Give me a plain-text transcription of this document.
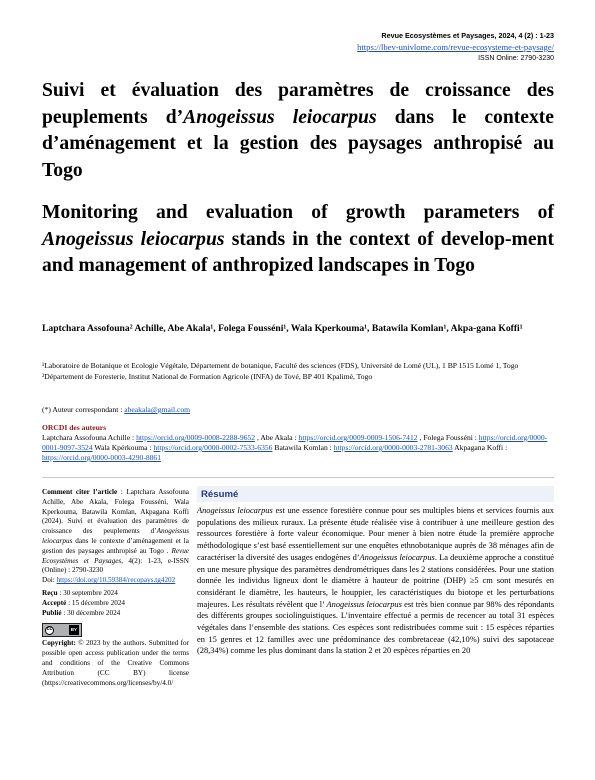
Revue Ecosystèmes et Paysages, 2024, 4 (2) : 1-23
https://lbev-univlome.com/revue-ecosysteme-et-paysage/
ISSN Online: 2790-3230
Suivi et évaluation des paramètres de croissance des peuplements d’Anogeissus leiocarpus dans le contexte d’aménagement et la gestion des paysages anthropisé au Togo
Monitoring and evaluation of growth parameters of Anogeissus leiocarpus stands in the context of develop-ment and management of anthropized landscapes in Togo
Laptchara Assofouna² Achille, Abe Akala¹, Folega Fousséni¹, Wala Kperkouma¹, Batawila Komlan¹, Akpa-gana Koffi¹
¹Laboratoire de Botanique et Ecologie Végétale, Département de botanique, Faculté des sciences (FDS), Université de Lomé (UL), 1 BP 1515 Lomé 1, Togo
²Département de Foresterie, Institut National de Formation Agricole (INFA) de Tové, BP 401 Kpalimé, Togo
(*) Auteur correspondant : abeakala@gmail.com
ORCDI des auteurs
Laptchara Assofouna Achille : https://orcid.org/0009-0008-2288-9652 , Abe Akala : https://orcid.org/0009-0009-1506-7412 , Folega Fousséni : https://orcid.org/0000-0001-9097-3524 Wala Kpérkouma : https://orcid.org/0000-0002-7533-6356 Batawila Komlan : https://orcid.org/0000-0003-2781-3063 Akpagana Koffi : https://orcid.org/0000-0003-4290-8861
Comment citer l’article : Laptchara Assofouna Achille, Abe Akala, Folega Fousséni, Wala Kperkouma, Batawila Komlan, Akpagana Koffi (2024). Suivi et évaluation des paramètres de croissance des peuplements d’Anogeissus leiocarpus dans le contexte d’aménagement et la gestion des paysages anthropisé au Togo . Revue Ecosystèmes et Paysages, 4(2): 1-23, e-ISSN (Online) : 2790-3230
Doi: https://doi.org/10.59384/recopays.tg4202
Reçu : 30 septembre 2024
Accepté : 15 décembre 2024
Publié : 30 décembre 2024
cc	BY
Copyright: © 2023 by the authors. Submitted for possible open access publication under the terms and conditions of the Creative Commons Attribution (CC BY) license (https://creativecommons.org/licenses/by/4.0/
Résumé
Anogeissus leiocarpus est une essence forestière connue pour ses multiples biens et services fournis aux populations des milieux ruraux. La présente étude réalisée vise à contribuer à une meilleure gestion des ressources forestière à forte valeur économique. Pour mener à bien notre étude la première approche méthodologique s’est basé essentiellement sur une enquêtes ethnobotanique auprès de 38 ménages afin de caractériser la diversité des usages endogènes d’Anogeissus leiocarpus. La deuxième approche a constitué en une mesure physique des paramètres dendrométriques dans les 2 stations considérées. Pour une station donnée les individus ligneux dont le diamètre à hauteur de poitrine (DHP) ≥5 cm sont mesurés en considérant le diamètre, les hauteurs, le houppier, les caractéristiques du biotope et les perturbations majeures. Les résultats révèlent que l’ Anogeissus leiocarpus est très bien connue par 98% des répondants des différents groupes sociolinguistiques. L’inventaire effectué a permis de recencer au total 31 espèces végétales dans l’ensemble des stations. Ces espèces sont redistribuées comme suit : 15 espèces réparties en 15 genres et 12 familles avec une prédominance des combretaceae (42,10%) suivi des sapotaceae (28,34%) comme les plus dominant dans la station 2 et 20 espèces réparties en 20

★ ★ ★ ★

▶ Exercise requirements
Say how many lines hold the word "Batawila", giving the number and nothing else.

▶ Response
3